Exercise goal:
Every record that follows must be duplicated exactly, with images left out.

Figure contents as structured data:
· · · · ·

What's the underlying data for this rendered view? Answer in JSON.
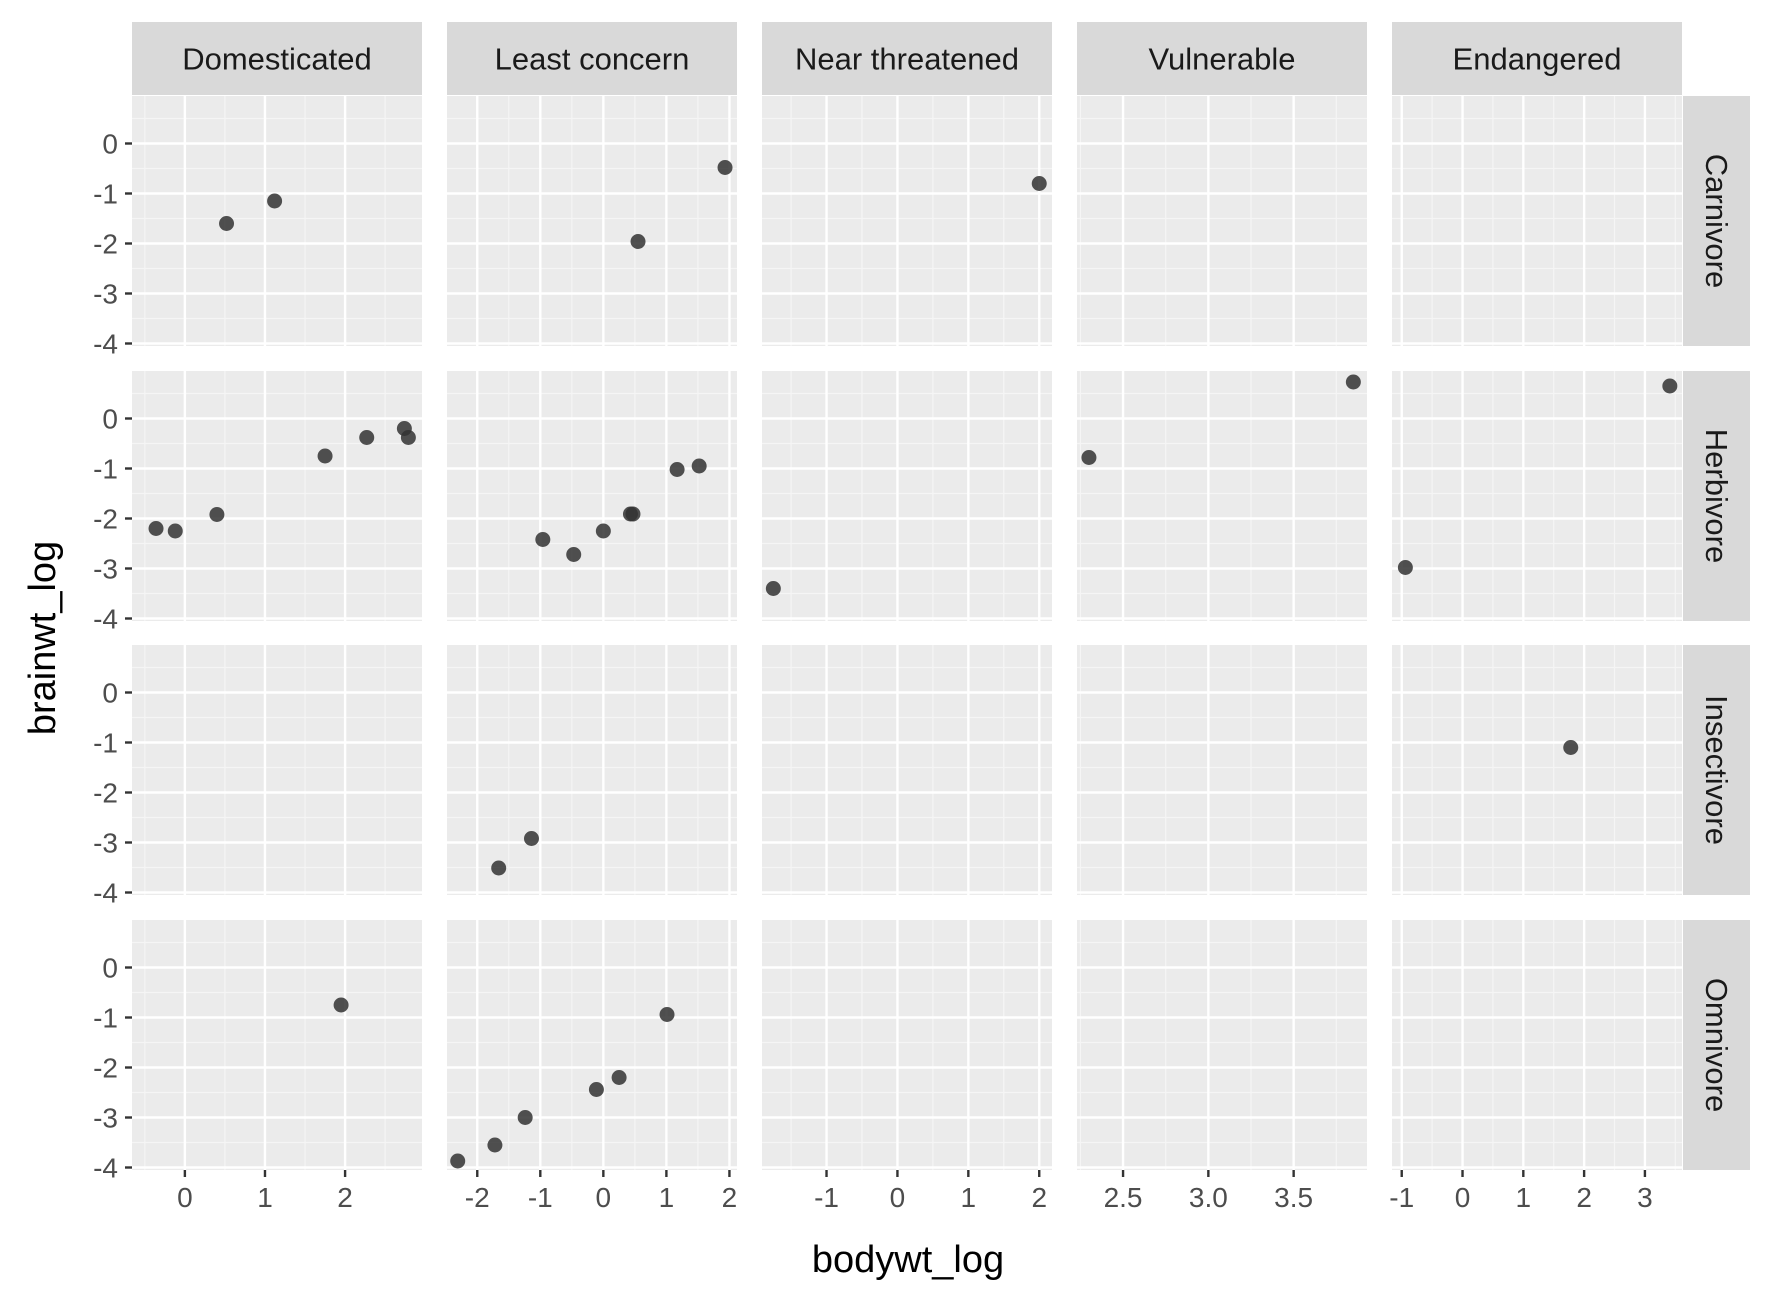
{
  "chart_data": {
    "type": "scatter",
    "xlabel": "bodywt_log",
    "ylabel": "brainwt_log",
    "columns": [
      "Domesticated",
      "Least concern",
      "Near threatened",
      "Vulnerable",
      "Endangered"
    ],
    "rows": [
      "Carnivore",
      "Herbivore",
      "Insectivore",
      "Omnivore"
    ],
    "scales_x": "free",
    "ylim": [
      -4.05,
      0.95
    ],
    "yticks": [
      0,
      -1,
      -2,
      -3,
      -4
    ],
    "grid": true,
    "legend": "none",
    "colors": {
      "panel_bg": "#EBEBEB",
      "grid_major": "#FFFFFF",
      "grid_minor": "#F5F5F5",
      "strip_bg": "#D9D9D9",
      "point": "#333333"
    },
    "column_axes": [
      {
        "xlim": [
          -0.66,
          2.96
        ],
        "xticks": [
          0,
          1,
          2
        ],
        "xtick_labels": [
          "0",
          "1",
          "2"
        ]
      },
      {
        "xlim": [
          -2.48,
          2.12
        ],
        "xticks": [
          -2,
          -1,
          0,
          1,
          2
        ],
        "xtick_labels": [
          "-2",
          "-1",
          "0",
          "1",
          "2"
        ]
      },
      {
        "xlim": [
          -1.91,
          2.18
        ],
        "xticks": [
          -1,
          0,
          1,
          2
        ],
        "xtick_labels": [
          "-1",
          "0",
          "1",
          "2"
        ]
      },
      {
        "xlim": [
          2.23,
          3.93
        ],
        "xticks": [
          2.5,
          3.0,
          3.5
        ],
        "xtick_labels": [
          "2.5",
          "3.0",
          "3.5"
        ]
      },
      {
        "xlim": [
          -1.16,
          3.61
        ],
        "xticks": [
          -1,
          0,
          1,
          2,
          3
        ],
        "xtick_labels": [
          "-1",
          "0",
          "1",
          "2",
          "3"
        ]
      }
    ],
    "panels": [
      {
        "column": "Domesticated",
        "row": "Carnivore",
        "x": [
          0.52,
          1.12
        ],
        "y": [
          -1.6,
          -1.15
        ]
      },
      {
        "column": "Least concern",
        "row": "Carnivore",
        "x": [
          0.55,
          1.93
        ],
        "y": [
          -1.96,
          -0.48
        ]
      },
      {
        "column": "Near threatened",
        "row": "Carnivore",
        "x": [
          2.0
        ],
        "y": [
          -0.8
        ]
      },
      {
        "column": "Vulnerable",
        "row": "Carnivore",
        "x": [],
        "y": []
      },
      {
        "column": "Endangered",
        "row": "Carnivore",
        "x": [],
        "y": []
      },
      {
        "column": "Domesticated",
        "row": "Herbivore",
        "x": [
          -0.36,
          -0.12,
          0.4,
          1.75,
          2.27,
          2.74,
          2.79
        ],
        "y": [
          -2.2,
          -2.25,
          -1.92,
          -0.75,
          -0.38,
          -0.2,
          -0.38
        ]
      },
      {
        "column": "Least concern",
        "row": "Herbivore",
        "x": [
          -0.96,
          -0.47,
          0.0,
          0.43,
          0.47,
          1.17,
          1.52
        ],
        "y": [
          -2.42,
          -2.72,
          -2.25,
          -1.91,
          -1.91,
          -1.02,
          -0.95
        ]
      },
      {
        "column": "Near threatened",
        "row": "Herbivore",
        "x": [
          -1.75
        ],
        "y": [
          -3.4
        ]
      },
      {
        "column": "Vulnerable",
        "row": "Herbivore",
        "x": [
          2.3,
          3.85
        ],
        "y": [
          -0.78,
          0.73
        ]
      },
      {
        "column": "Endangered",
        "row": "Herbivore",
        "x": [
          -0.94,
          3.41
        ],
        "y": [
          -2.98,
          0.65
        ]
      },
      {
        "column": "Domesticated",
        "row": "Insectivore",
        "x": [],
        "y": []
      },
      {
        "column": "Least concern",
        "row": "Insectivore",
        "x": [
          -1.66,
          -1.14
        ],
        "y": [
          -3.51,
          -2.92
        ]
      },
      {
        "column": "Near threatened",
        "row": "Insectivore",
        "x": [],
        "y": []
      },
      {
        "column": "Vulnerable",
        "row": "Insectivore",
        "x": [],
        "y": []
      },
      {
        "column": "Endangered",
        "row": "Insectivore",
        "x": [
          1.78
        ],
        "y": [
          -1.1
        ]
      },
      {
        "column": "Domesticated",
        "row": "Omnivore",
        "x": [
          1.95
        ],
        "y": [
          -0.75
        ]
      },
      {
        "column": "Least concern",
        "row": "Omnivore",
        "x": [
          -2.31,
          -1.72,
          -1.24,
          -0.11,
          0.25,
          1.01
        ],
        "y": [
          -3.87,
          -3.55,
          -3.0,
          -2.44,
          -2.2,
          -0.94
        ]
      },
      {
        "column": "Near threatened",
        "row": "Omnivore",
        "x": [],
        "y": []
      },
      {
        "column": "Vulnerable",
        "row": "Omnivore",
        "x": [],
        "y": []
      },
      {
        "column": "Endangered",
        "row": "Omnivore",
        "x": [],
        "y": []
      }
    ]
  }
}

· · · · ·

Solved exercise:
What's the underlying data for this rendered view? Answer in JSON.
{
  "chart_data": {
    "type": "scatter",
    "xlabel": "bodywt_log",
    "ylabel": "brainwt_log",
    "columns": [
      "Domesticated",
      "Least concern",
      "Near threatened",
      "Vulnerable",
      "Endangered"
    ],
    "rows": [
      "Carnivore",
      "Herbivore",
      "Insectivore",
      "Omnivore"
    ],
    "scales_x": "free",
    "ylim": [
      -4.05,
      0.95
    ],
    "yticks": [
      0,
      -1,
      -2,
      -3,
      -4
    ],
    "grid": true,
    "legend": "none",
    "colors": {
      "panel_bg": "#EBEBEB",
      "grid_major": "#FFFFFF",
      "grid_minor": "#F5F5F5",
      "strip_bg": "#D9D9D9",
      "point": "#333333"
    },
    "column_axes": [
      {
        "xlim": [
          -0.66,
          2.96
        ],
        "xticks": [
          0,
          1,
          2
        ],
        "xtick_labels": [
          "0",
          "1",
          "2"
        ]
      },
      {
        "xlim": [
          -2.48,
          2.12
        ],
        "xticks": [
          -2,
          -1,
          0,
          1,
          2
        ],
        "xtick_labels": [
          "-2",
          "-1",
          "0",
          "1",
          "2"
        ]
      },
      {
        "xlim": [
          -1.91,
          2.18
        ],
        "xticks": [
          -1,
          0,
          1,
          2
        ],
        "xtick_labels": [
          "-1",
          "0",
          "1",
          "2"
        ]
      },
      {
        "xlim": [
          2.23,
          3.93
        ],
        "xticks": [
          2.5,
          3.0,
          3.5
        ],
        "xtick_labels": [
          "2.5",
          "3.0",
          "3.5"
        ]
      },
      {
        "xlim": [
          -1.16,
          3.61
        ],
        "xticks": [
          -1,
          0,
          1,
          2,
          3
        ],
        "xtick_labels": [
          "-1",
          "0",
          "1",
          "2",
          "3"
        ]
      }
    ],
    "panels": [
      {
        "column": "Domesticated",
        "row": "Carnivore",
        "x": [
          0.52,
          1.12
        ],
        "y": [
          -1.6,
          -1.15
        ]
      },
      {
        "column": "Least concern",
        "row": "Carnivore",
        "x": [
          0.55,
          1.93
        ],
        "y": [
          -1.96,
          -0.48
        ]
      },
      {
        "column": "Near threatened",
        "row": "Carnivore",
        "x": [
          2.0
        ],
        "y": [
          -0.8
        ]
      },
      {
        "column": "Vulnerable",
        "row": "Carnivore",
        "x": [],
        "y": []
      },
      {
        "column": "Endangered",
        "row": "Carnivore",
        "x": [],
        "y": []
      },
      {
        "column": "Domesticated",
        "row": "Herbivore",
        "x": [
          -0.36,
          -0.12,
          0.4,
          1.75,
          2.27,
          2.74,
          2.79
        ],
        "y": [
          -2.2,
          -2.25,
          -1.92,
          -0.75,
          -0.38,
          -0.2,
          -0.38
        ]
      },
      {
        "column": "Least concern",
        "row": "Herbivore",
        "x": [
          -0.96,
          -0.47,
          0.0,
          0.43,
          0.47,
          1.17,
          1.52
        ],
        "y": [
          -2.42,
          -2.72,
          -2.25,
          -1.91,
          -1.91,
          -1.02,
          -0.95
        ]
      },
      {
        "column": "Near threatened",
        "row": "Herbivore",
        "x": [
          -1.75
        ],
        "y": [
          -3.4
        ]
      },
      {
        "column": "Vulnerable",
        "row": "Herbivore",
        "x": [
          2.3,
          3.85
        ],
        "y": [
          -0.78,
          0.73
        ]
      },
      {
        "column": "Endangered",
        "row": "Herbivore",
        "x": [
          -0.94,
          3.41
        ],
        "y": [
          -2.98,
          0.65
        ]
      },
      {
        "column": "Domesticated",
        "row": "Insectivore",
        "x": [],
        "y": []
      },
      {
        "column": "Least concern",
        "row": "Insectivore",
        "x": [
          -1.66,
          -1.14
        ],
        "y": [
          -3.51,
          -2.92
        ]
      },
      {
        "column": "Near threatened",
        "row": "Insectivore",
        "x": [],
        "y": []
      },
      {
        "column": "Vulnerable",
        "row": "Insectivore",
        "x": [],
        "y": []
      },
      {
        "column": "Endangered",
        "row": "Insectivore",
        "x": [
          1.78
        ],
        "y": [
          -1.1
        ]
      },
      {
        "column": "Domesticated",
        "row": "Omnivore",
        "x": [
          1.95
        ],
        "y": [
          -0.75
        ]
      },
      {
        "column": "Least concern",
        "row": "Omnivore",
        "x": [
          -2.31,
          -1.72,
          -1.24,
          -0.11,
          0.25,
          1.01
        ],
        "y": [
          -3.87,
          -3.55,
          -3.0,
          -2.44,
          -2.2,
          -0.94
        ]
      },
      {
        "column": "Near threatened",
        "row": "Omnivore",
        "x": [],
        "y": []
      },
      {
        "column": "Vulnerable",
        "row": "Omnivore",
        "x": [],
        "y": []
      },
      {
        "column": "Endangered",
        "row": "Omnivore",
        "x": [],
        "y": []
      }
    ]
  }
}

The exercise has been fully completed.